§ Data extract

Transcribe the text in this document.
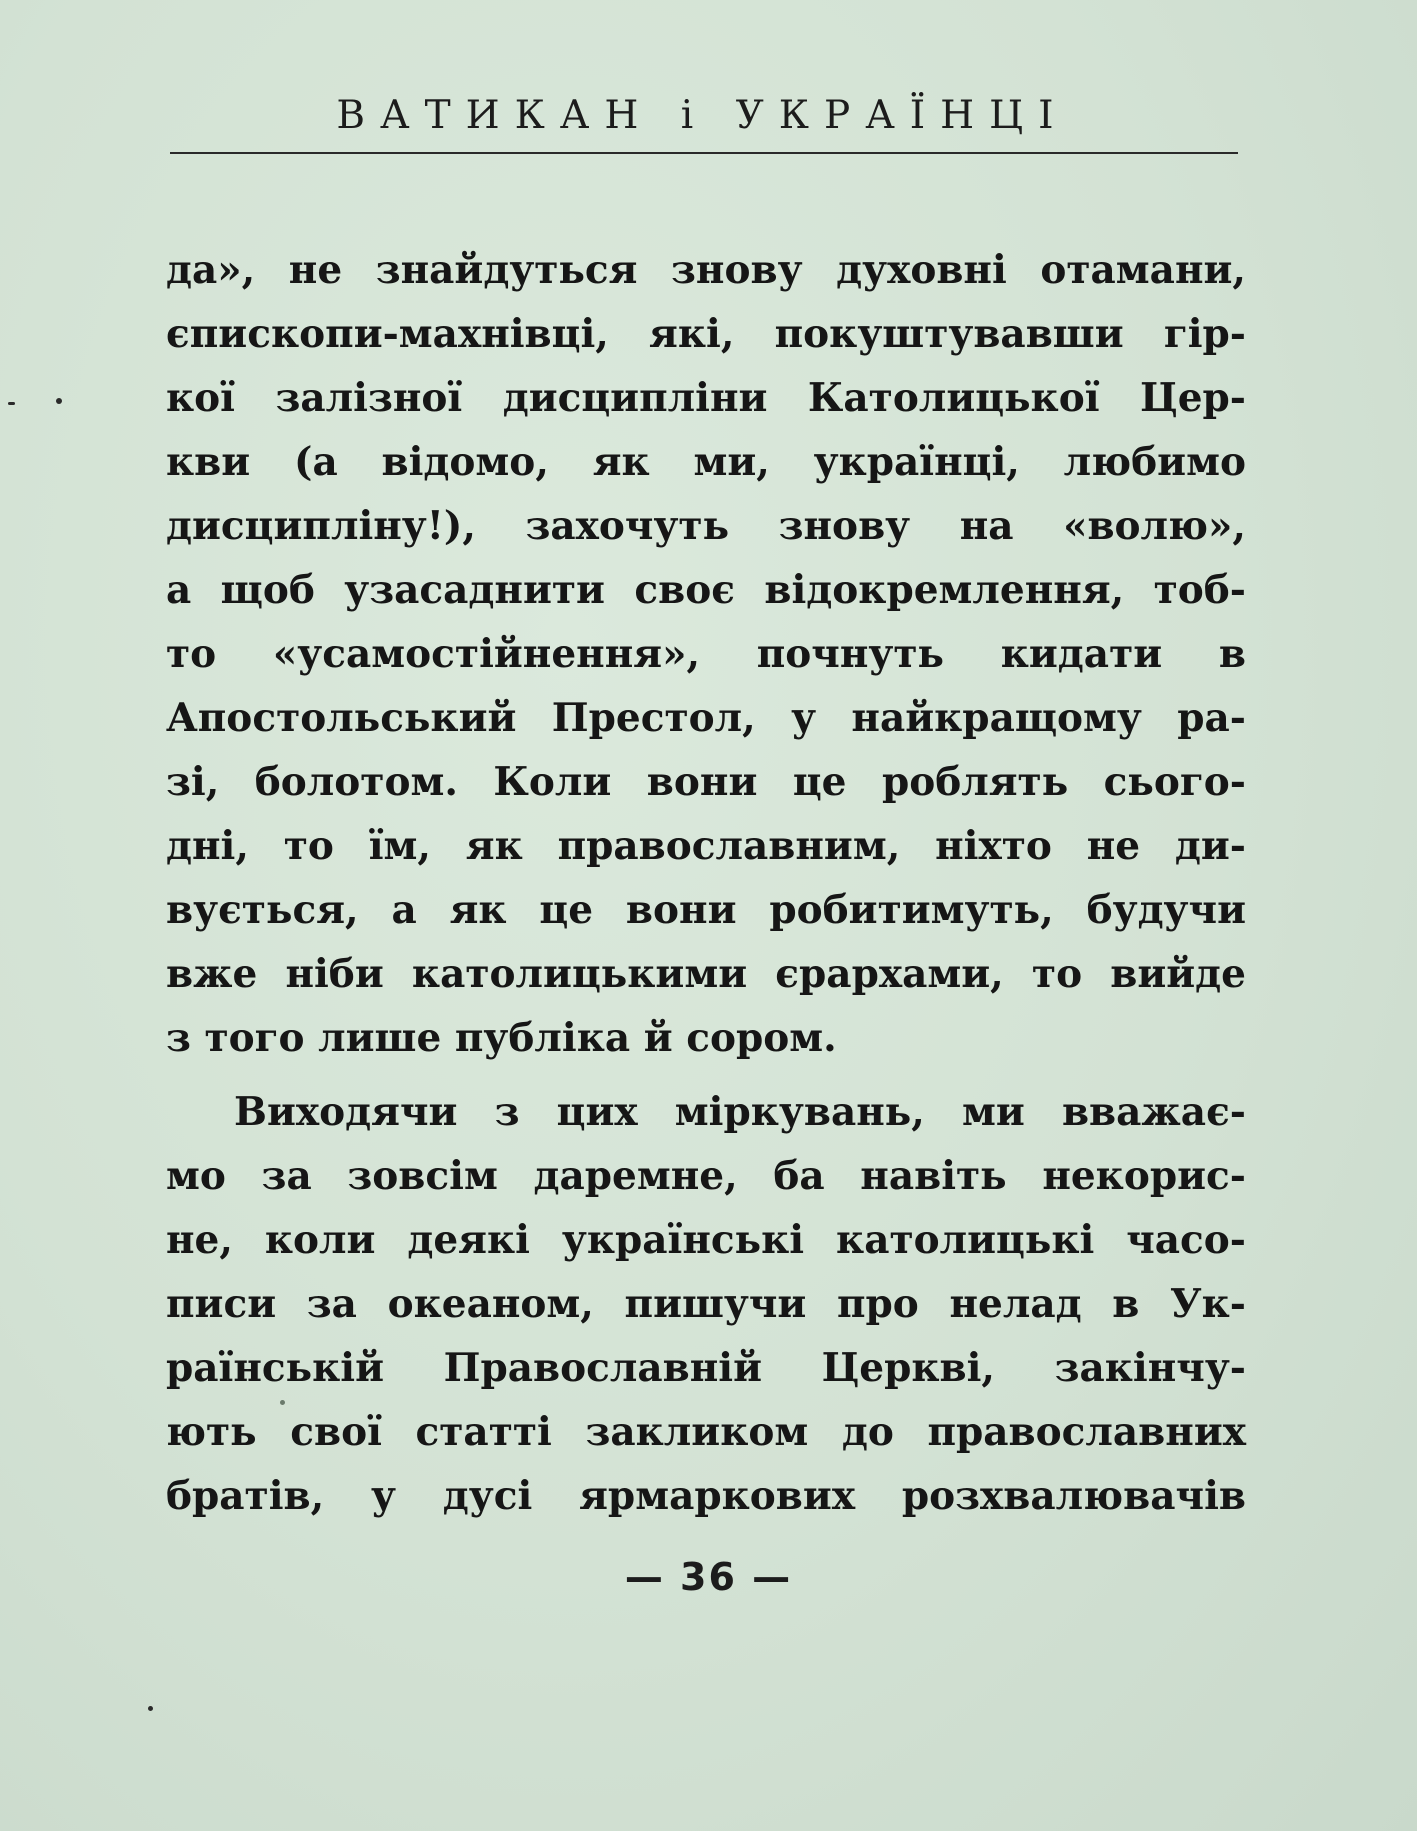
ВАТИКАН і УКРАЇНЦІ
да», не знайдуться знову духовні отамани,
єпископи-махнівці, які, покуштувавши гір-
кої залізної дисципліни Католицької Цер-
кви (а відомо, як ми, українці, любимо
дисципліну!), захочуть знову на «волю»,
а щоб узасаднити своє відокремлення, тоб-
то «усамостійнення», почнуть кидати в
Апостольський Престол, у найкращому ра-
зі, болотом. Коли вони це роблять сього-
дні, то їм, як православним, ніхто не ди-
вується, а як це вони робитимуть, будучи
вже ніби католицькими єрархами, то вийде
з того лише публіка й сором.
Виходячи з цих міркувань, ми вважає-
мо за зовсім даремне, ба навіть некорис-
не, коли деякі українські католицькі часо-
писи за океаном, пишучи про нелад в Ук-
раїнській Православній Церкві, закінчу-
ють свої статті закликом до православних
братів, у дусі ярмаркових розхвалювачів
— 36 —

§ What is needed
Keep the pictures out of the copy and write out the data exactly as it stands.

§ Result below
Transcribe the text in this document.
ВАТИКАН і УКРАЇНЦІ
да», не знайдуться знову духовні отамани,
єпископи-махнівці, які, покуштувавши гір-
кої залізної дисципліни Католицької Цер-
кви (а відомо, як ми, українці, любимо
дисципліну!), захочуть знову на «волю»,
а щоб узасаднити своє відокремлення, тоб-
то «усамостійнення», почнуть кидати в
Апостольський Престол, у найкращому ра-
зі, болотом. Коли вони це роблять сього-
дні, то їм, як православним, ніхто не ди-
вується, а як це вони робитимуть, будучи
вже ніби католицькими єрархами, то вийде
з того лише публіка й сором.
Виходячи з цих міркувань, ми вважає-
мо за зовсім даремне, ба навіть некорис-
не, коли деякі українські католицькі часо-
писи за океаном, пишучи про нелад в Ук-
раїнській Православній Церкві, закінчу-
ють свої статті закликом до православних
братів, у дусі ярмаркових розхвалювачів
— 36 —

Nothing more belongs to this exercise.